(Stored data)
************
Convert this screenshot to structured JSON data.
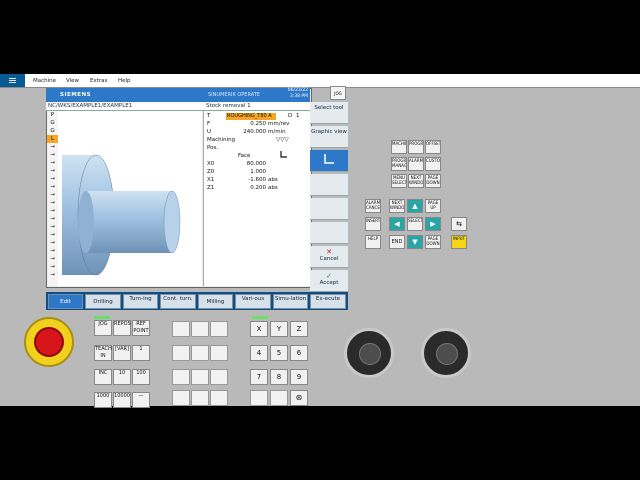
{
  "menu": {
    "items": [
      "Machine",
      "View",
      "Extras",
      "Help"
    ]
  },
  "screen": {
    "brand": "SIEMENS",
    "product": "SINUMERIK OPERATE",
    "date": "06/23/22",
    "time": "3:38 PM",
    "path": "NC/WKS/EXAMPLE1/EXAMPLE1",
    "dialog_title": "Stock removal 1",
    "gcode_labels": [
      "P",
      "G",
      "G",
      "L",
      "",
      "",
      "",
      "",
      "",
      "",
      "",
      "",
      "",
      "",
      "",
      "",
      "",
      "",
      "",
      "",
      ""
    ],
    "params": {
      "tool_label": "T",
      "tool_value": "ROUGHING_T80 A",
      "d_label": "D",
      "d_value": "1",
      "f_label": "F",
      "f_value": "0.250",
      "f_unit": "mm/rev",
      "s_label": "U",
      "s_value": "240.000",
      "s_unit": "m/min",
      "machining_label": "Machining",
      "machining_value": "▽▽▽",
      "pos_label": "Pos.",
      "face_label": "Face",
      "x0_label": "X0",
      "x0_value": "80.000",
      "z0_label": "Z0",
      "z0_value": "1.000",
      "x1_label": "X1",
      "x1_value": "-1.600",
      "x1_unit": "abs",
      "z1_label": "Z1",
      "z1_value": "0.200",
      "z1_unit": "abs"
    },
    "vsoft": {
      "jog": "JOG",
      "select_tool": "Select tool",
      "graphic_view": "Graphic view",
      "cancel": "Cancel",
      "accept": "Accept"
    },
    "hsoft": {
      "edit": "Edit",
      "drilling": "Drilling",
      "turning": "Turn-ing",
      "cont_turn": "Cont. turn.",
      "milling": "Milling",
      "various": "Vari-ous",
      "simulation": "Simu-lation",
      "execute": "Ex-ecute"
    }
  },
  "keypad_top": {
    "r1": [
      "MACHINE",
      "PROGRAM",
      "OFFSET"
    ],
    "r2": [
      "PROGRAM MANAGER",
      "ALARM",
      "CUSTOM"
    ],
    "r3": [
      "MENU SELECT",
      "NEXT WINDOW",
      "PAGE DOWN"
    ]
  },
  "keypad_nav": {
    "r1": [
      "ALARM CANCEL",
      "NEXT WINDOW",
      "PAGE UP"
    ],
    "r2": [
      "INSERT",
      "SELECT",
      "DEL"
    ],
    "r3": [
      "HELP",
      "END",
      "PAGE DOWN",
      "INPUT"
    ]
  },
  "mcp": {
    "left": [
      "JOG",
      "REPOS",
      "REF POINT",
      "TEACH IN",
      "[VAR]",
      "1",
      "INC",
      "10",
      "100",
      "1000",
      "10000",
      "—"
    ],
    "xyz": [
      "X",
      "Y",
      "Z"
    ],
    "nums": [
      "4",
      "5",
      "6",
      "7",
      "8",
      "9"
    ]
  },
  "colors": {
    "screen_header": "#2d78c8",
    "softkey_bar": "#0e4f86",
    "selected": "#f5a623",
    "emergency": "#d8151b"
  }
}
************
Problem: Reproduce all of the data exactly; the pictures do not belong in the copy.

Response to this exercise:
Convert this screenshot to structured JSON data.
{
  "menu": {
    "items": [
      "Machine",
      "View",
      "Extras",
      "Help"
    ]
  },
  "screen": {
    "brand": "SIEMENS",
    "product": "SINUMERIK OPERATE",
    "date": "06/23/22",
    "time": "3:38 PM",
    "path": "NC/WKS/EXAMPLE1/EXAMPLE1",
    "dialog_title": "Stock removal 1",
    "gcode_labels": [
      "P",
      "G",
      "G",
      "L",
      "",
      "",
      "",
      "",
      "",
      "",
      "",
      "",
      "",
      "",
      "",
      "",
      "",
      "",
      "",
      "",
      ""
    ],
    "params": {
      "tool_label": "T",
      "tool_value": "ROUGHING_T80 A",
      "d_label": "D",
      "d_value": "1",
      "f_label": "F",
      "f_value": "0.250",
      "f_unit": "mm/rev",
      "s_label": "U",
      "s_value": "240.000",
      "s_unit": "m/min",
      "machining_label": "Machining",
      "machining_value": "▽▽▽",
      "pos_label": "Pos.",
      "face_label": "Face",
      "x0_label": "X0",
      "x0_value": "80.000",
      "z0_label": "Z0",
      "z0_value": "1.000",
      "x1_label": "X1",
      "x1_value": "-1.600",
      "x1_unit": "abs",
      "z1_label": "Z1",
      "z1_value": "0.200",
      "z1_unit": "abs"
    },
    "vsoft": {
      "jog": "JOG",
      "select_tool": "Select tool",
      "graphic_view": "Graphic view",
      "cancel": "Cancel",
      "accept": "Accept"
    },
    "hsoft": {
      "edit": "Edit",
      "drilling": "Drilling",
      "turning": "Turn-ing",
      "cont_turn": "Cont. turn.",
      "milling": "Milling",
      "various": "Vari-ous",
      "simulation": "Simu-lation",
      "execute": "Ex-ecute"
    }
  },
  "keypad_top": {
    "r1": [
      "MACHINE",
      "PROGRAM",
      "OFFSET"
    ],
    "r2": [
      "PROGRAM MANAGER",
      "ALARM",
      "CUSTOM"
    ],
    "r3": [
      "MENU SELECT",
      "NEXT WINDOW",
      "PAGE DOWN"
    ]
  },
  "keypad_nav": {
    "r1": [
      "ALARM CANCEL",
      "NEXT WINDOW",
      "PAGE UP"
    ],
    "r2": [
      "INSERT",
      "SELECT",
      "DEL"
    ],
    "r3": [
      "HELP",
      "END",
      "PAGE DOWN",
      "INPUT"
    ]
  },
  "mcp": {
    "left": [
      "JOG",
      "REPOS",
      "REF POINT",
      "TEACH IN",
      "[VAR]",
      "1",
      "INC",
      "10",
      "100",
      "1000",
      "10000",
      "—"
    ],
    "xyz": [
      "X",
      "Y",
      "Z"
    ],
    "nums": [
      "4",
      "5",
      "6",
      "7",
      "8",
      "9"
    ]
  },
  "colors": {
    "screen_header": "#2d78c8",
    "softkey_bar": "#0e4f86",
    "selected": "#f5a623",
    "emergency": "#d8151b"
  }
}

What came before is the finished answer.